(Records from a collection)
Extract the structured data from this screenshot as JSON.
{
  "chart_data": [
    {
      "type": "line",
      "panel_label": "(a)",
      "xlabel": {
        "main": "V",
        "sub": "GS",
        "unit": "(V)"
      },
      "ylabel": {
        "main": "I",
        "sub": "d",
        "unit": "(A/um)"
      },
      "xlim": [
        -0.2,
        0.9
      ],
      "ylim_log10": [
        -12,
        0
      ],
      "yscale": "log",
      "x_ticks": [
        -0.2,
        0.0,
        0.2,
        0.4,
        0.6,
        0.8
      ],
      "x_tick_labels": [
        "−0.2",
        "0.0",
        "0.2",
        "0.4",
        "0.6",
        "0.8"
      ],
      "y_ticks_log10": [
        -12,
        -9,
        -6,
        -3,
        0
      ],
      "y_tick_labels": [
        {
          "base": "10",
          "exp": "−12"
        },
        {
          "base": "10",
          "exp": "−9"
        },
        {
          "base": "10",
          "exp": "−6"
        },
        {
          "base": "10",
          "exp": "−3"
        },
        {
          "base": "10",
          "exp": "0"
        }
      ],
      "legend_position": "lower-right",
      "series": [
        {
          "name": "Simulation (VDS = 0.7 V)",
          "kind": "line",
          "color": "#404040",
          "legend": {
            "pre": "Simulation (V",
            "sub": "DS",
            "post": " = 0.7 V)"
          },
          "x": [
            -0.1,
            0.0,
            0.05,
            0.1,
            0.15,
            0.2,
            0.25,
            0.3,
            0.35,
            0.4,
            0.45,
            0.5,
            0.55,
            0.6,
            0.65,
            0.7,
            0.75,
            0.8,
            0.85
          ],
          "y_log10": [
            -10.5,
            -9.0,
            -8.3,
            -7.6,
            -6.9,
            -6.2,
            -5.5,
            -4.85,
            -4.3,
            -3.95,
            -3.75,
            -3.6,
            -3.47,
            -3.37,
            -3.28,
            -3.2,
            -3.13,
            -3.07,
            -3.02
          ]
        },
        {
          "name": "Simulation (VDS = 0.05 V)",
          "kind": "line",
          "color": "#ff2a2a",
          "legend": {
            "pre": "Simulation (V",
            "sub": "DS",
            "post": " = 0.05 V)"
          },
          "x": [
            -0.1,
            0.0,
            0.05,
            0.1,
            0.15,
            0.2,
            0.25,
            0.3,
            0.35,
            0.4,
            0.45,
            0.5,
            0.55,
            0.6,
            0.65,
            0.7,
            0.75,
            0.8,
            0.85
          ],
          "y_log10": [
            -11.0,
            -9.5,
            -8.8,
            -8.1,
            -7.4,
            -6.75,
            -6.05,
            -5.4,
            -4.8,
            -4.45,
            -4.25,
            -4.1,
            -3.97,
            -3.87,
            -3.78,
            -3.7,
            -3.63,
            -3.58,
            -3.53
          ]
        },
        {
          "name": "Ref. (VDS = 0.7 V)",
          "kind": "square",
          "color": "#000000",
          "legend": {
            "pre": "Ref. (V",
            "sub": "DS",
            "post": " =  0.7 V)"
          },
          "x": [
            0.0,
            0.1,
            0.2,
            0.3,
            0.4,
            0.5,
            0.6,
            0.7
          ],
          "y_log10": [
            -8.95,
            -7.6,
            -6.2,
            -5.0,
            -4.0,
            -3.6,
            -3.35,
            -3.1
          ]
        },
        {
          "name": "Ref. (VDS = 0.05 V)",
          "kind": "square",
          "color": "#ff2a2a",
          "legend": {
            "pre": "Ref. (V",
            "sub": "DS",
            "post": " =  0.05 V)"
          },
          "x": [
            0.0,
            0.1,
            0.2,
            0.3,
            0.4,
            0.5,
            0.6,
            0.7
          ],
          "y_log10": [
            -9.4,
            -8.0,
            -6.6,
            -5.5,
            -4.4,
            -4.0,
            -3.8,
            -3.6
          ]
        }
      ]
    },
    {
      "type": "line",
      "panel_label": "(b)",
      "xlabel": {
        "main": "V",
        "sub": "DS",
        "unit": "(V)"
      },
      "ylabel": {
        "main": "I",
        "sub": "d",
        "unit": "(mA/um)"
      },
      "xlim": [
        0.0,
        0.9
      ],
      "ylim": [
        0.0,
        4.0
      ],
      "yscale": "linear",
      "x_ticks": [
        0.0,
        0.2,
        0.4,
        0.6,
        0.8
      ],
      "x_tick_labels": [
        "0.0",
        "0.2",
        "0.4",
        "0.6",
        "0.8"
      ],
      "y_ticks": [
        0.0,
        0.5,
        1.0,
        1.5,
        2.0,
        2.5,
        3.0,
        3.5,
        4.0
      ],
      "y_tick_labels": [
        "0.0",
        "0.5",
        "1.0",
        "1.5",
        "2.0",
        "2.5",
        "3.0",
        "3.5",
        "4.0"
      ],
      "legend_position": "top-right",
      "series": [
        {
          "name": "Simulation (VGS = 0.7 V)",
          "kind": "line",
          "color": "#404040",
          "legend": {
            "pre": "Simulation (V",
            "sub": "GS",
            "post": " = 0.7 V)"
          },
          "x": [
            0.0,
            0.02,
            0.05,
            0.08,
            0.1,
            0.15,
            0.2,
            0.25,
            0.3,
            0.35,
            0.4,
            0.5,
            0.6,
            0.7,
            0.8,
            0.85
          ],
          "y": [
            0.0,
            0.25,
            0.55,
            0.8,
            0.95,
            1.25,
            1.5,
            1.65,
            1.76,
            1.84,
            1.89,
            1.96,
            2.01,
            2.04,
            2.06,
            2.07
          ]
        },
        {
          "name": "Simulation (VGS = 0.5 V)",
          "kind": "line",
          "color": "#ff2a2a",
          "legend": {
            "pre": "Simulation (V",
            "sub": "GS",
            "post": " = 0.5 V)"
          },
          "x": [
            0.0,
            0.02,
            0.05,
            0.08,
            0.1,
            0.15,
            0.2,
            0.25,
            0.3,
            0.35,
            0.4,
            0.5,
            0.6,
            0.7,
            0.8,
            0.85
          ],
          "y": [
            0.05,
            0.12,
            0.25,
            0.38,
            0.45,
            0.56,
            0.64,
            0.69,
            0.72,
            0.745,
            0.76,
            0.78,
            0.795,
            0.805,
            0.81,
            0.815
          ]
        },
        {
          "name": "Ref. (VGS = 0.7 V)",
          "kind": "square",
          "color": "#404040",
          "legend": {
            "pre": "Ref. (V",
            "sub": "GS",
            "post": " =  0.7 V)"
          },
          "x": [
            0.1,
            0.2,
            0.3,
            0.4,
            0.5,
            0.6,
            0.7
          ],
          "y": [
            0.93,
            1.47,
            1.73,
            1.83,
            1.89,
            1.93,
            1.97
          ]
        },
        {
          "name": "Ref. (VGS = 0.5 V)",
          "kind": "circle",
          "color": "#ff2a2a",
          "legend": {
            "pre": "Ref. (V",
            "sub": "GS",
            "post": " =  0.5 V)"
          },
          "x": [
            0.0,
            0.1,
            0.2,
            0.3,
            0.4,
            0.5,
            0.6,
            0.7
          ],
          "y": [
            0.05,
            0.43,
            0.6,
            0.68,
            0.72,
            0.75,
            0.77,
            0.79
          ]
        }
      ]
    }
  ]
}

## YOUR GOAL
Every record above should be output exactly.

## ANSWER IN FULL
Extract the structured data from this screenshot as JSON.
{
  "chart_data": [
    {
      "type": "line",
      "panel_label": "(a)",
      "xlabel": {
        "main": "V",
        "sub": "GS",
        "unit": "(V)"
      },
      "ylabel": {
        "main": "I",
        "sub": "d",
        "unit": "(A/um)"
      },
      "xlim": [
        -0.2,
        0.9
      ],
      "ylim_log10": [
        -12,
        0
      ],
      "yscale": "log",
      "x_ticks": [
        -0.2,
        0.0,
        0.2,
        0.4,
        0.6,
        0.8
      ],
      "x_tick_labels": [
        "−0.2",
        "0.0",
        "0.2",
        "0.4",
        "0.6",
        "0.8"
      ],
      "y_ticks_log10": [
        -12,
        -9,
        -6,
        -3,
        0
      ],
      "y_tick_labels": [
        {
          "base": "10",
          "exp": "−12"
        },
        {
          "base": "10",
          "exp": "−9"
        },
        {
          "base": "10",
          "exp": "−6"
        },
        {
          "base": "10",
          "exp": "−3"
        },
        {
          "base": "10",
          "exp": "0"
        }
      ],
      "legend_position": "lower-right",
      "series": [
        {
          "name": "Simulation (VDS = 0.7 V)",
          "kind": "line",
          "color": "#404040",
          "legend": {
            "pre": "Simulation (V",
            "sub": "DS",
            "post": " = 0.7 V)"
          },
          "x": [
            -0.1,
            0.0,
            0.05,
            0.1,
            0.15,
            0.2,
            0.25,
            0.3,
            0.35,
            0.4,
            0.45,
            0.5,
            0.55,
            0.6,
            0.65,
            0.7,
            0.75,
            0.8,
            0.85
          ],
          "y_log10": [
            -10.5,
            -9.0,
            -8.3,
            -7.6,
            -6.9,
            -6.2,
            -5.5,
            -4.85,
            -4.3,
            -3.95,
            -3.75,
            -3.6,
            -3.47,
            -3.37,
            -3.28,
            -3.2,
            -3.13,
            -3.07,
            -3.02
          ]
        },
        {
          "name": "Simulation (VDS = 0.05 V)",
          "kind": "line",
          "color": "#ff2a2a",
          "legend": {
            "pre": "Simulation (V",
            "sub": "DS",
            "post": " = 0.05 V)"
          },
          "x": [
            -0.1,
            0.0,
            0.05,
            0.1,
            0.15,
            0.2,
            0.25,
            0.3,
            0.35,
            0.4,
            0.45,
            0.5,
            0.55,
            0.6,
            0.65,
            0.7,
            0.75,
            0.8,
            0.85
          ],
          "y_log10": [
            -11.0,
            -9.5,
            -8.8,
            -8.1,
            -7.4,
            -6.75,
            -6.05,
            -5.4,
            -4.8,
            -4.45,
            -4.25,
            -4.1,
            -3.97,
            -3.87,
            -3.78,
            -3.7,
            -3.63,
            -3.58,
            -3.53
          ]
        },
        {
          "name": "Ref. (VDS = 0.7 V)",
          "kind": "square",
          "color": "#000000",
          "legend": {
            "pre": "Ref. (V",
            "sub": "DS",
            "post": " =  0.7 V)"
          },
          "x": [
            0.0,
            0.1,
            0.2,
            0.3,
            0.4,
            0.5,
            0.6,
            0.7
          ],
          "y_log10": [
            -8.95,
            -7.6,
            -6.2,
            -5.0,
            -4.0,
            -3.6,
            -3.35,
            -3.1
          ]
        },
        {
          "name": "Ref. (VDS = 0.05 V)",
          "kind": "square",
          "color": "#ff2a2a",
          "legend": {
            "pre": "Ref. (V",
            "sub": "DS",
            "post": " =  0.05 V)"
          },
          "x": [
            0.0,
            0.1,
            0.2,
            0.3,
            0.4,
            0.5,
            0.6,
            0.7
          ],
          "y_log10": [
            -9.4,
            -8.0,
            -6.6,
            -5.5,
            -4.4,
            -4.0,
            -3.8,
            -3.6
          ]
        }
      ]
    },
    {
      "type": "line",
      "panel_label": "(b)",
      "xlabel": {
        "main": "V",
        "sub": "DS",
        "unit": "(V)"
      },
      "ylabel": {
        "main": "I",
        "sub": "d",
        "unit": "(mA/um)"
      },
      "xlim": [
        0.0,
        0.9
      ],
      "ylim": [
        0.0,
        4.0
      ],
      "yscale": "linear",
      "x_ticks": [
        0.0,
        0.2,
        0.4,
        0.6,
        0.8
      ],
      "x_tick_labels": [
        "0.0",
        "0.2",
        "0.4",
        "0.6",
        "0.8"
      ],
      "y_ticks": [
        0.0,
        0.5,
        1.0,
        1.5,
        2.0,
        2.5,
        3.0,
        3.5,
        4.0
      ],
      "y_tick_labels": [
        "0.0",
        "0.5",
        "1.0",
        "1.5",
        "2.0",
        "2.5",
        "3.0",
        "3.5",
        "4.0"
      ],
      "legend_position": "top-right",
      "series": [
        {
          "name": "Simulation (VGS = 0.7 V)",
          "kind": "line",
          "color": "#404040",
          "legend": {
            "pre": "Simulation (V",
            "sub": "GS",
            "post": " = 0.7 V)"
          },
          "x": [
            0.0,
            0.02,
            0.05,
            0.08,
            0.1,
            0.15,
            0.2,
            0.25,
            0.3,
            0.35,
            0.4,
            0.5,
            0.6,
            0.7,
            0.8,
            0.85
          ],
          "y": [
            0.0,
            0.25,
            0.55,
            0.8,
            0.95,
            1.25,
            1.5,
            1.65,
            1.76,
            1.84,
            1.89,
            1.96,
            2.01,
            2.04,
            2.06,
            2.07
          ]
        },
        {
          "name": "Simulation (VGS = 0.5 V)",
          "kind": "line",
          "color": "#ff2a2a",
          "legend": {
            "pre": "Simulation (V",
            "sub": "GS",
            "post": " = 0.5 V)"
          },
          "x": [
            0.0,
            0.02,
            0.05,
            0.08,
            0.1,
            0.15,
            0.2,
            0.25,
            0.3,
            0.35,
            0.4,
            0.5,
            0.6,
            0.7,
            0.8,
            0.85
          ],
          "y": [
            0.05,
            0.12,
            0.25,
            0.38,
            0.45,
            0.56,
            0.64,
            0.69,
            0.72,
            0.745,
            0.76,
            0.78,
            0.795,
            0.805,
            0.81,
            0.815
          ]
        },
        {
          "name": "Ref. (VGS = 0.7 V)",
          "kind": "square",
          "color": "#404040",
          "legend": {
            "pre": "Ref. (V",
            "sub": "GS",
            "post": " =  0.7 V)"
          },
          "x": [
            0.1,
            0.2,
            0.3,
            0.4,
            0.5,
            0.6,
            0.7
          ],
          "y": [
            0.93,
            1.47,
            1.73,
            1.83,
            1.89,
            1.93,
            1.97
          ]
        },
        {
          "name": "Ref. (VGS = 0.5 V)",
          "kind": "circle",
          "color": "#ff2a2a",
          "legend": {
            "pre": "Ref. (V",
            "sub": "GS",
            "post": " =  0.5 V)"
          },
          "x": [
            0.0,
            0.1,
            0.2,
            0.3,
            0.4,
            0.5,
            0.6,
            0.7
          ],
          "y": [
            0.05,
            0.43,
            0.6,
            0.68,
            0.72,
            0.75,
            0.77,
            0.79
          ]
        }
      ]
    }
  ]
}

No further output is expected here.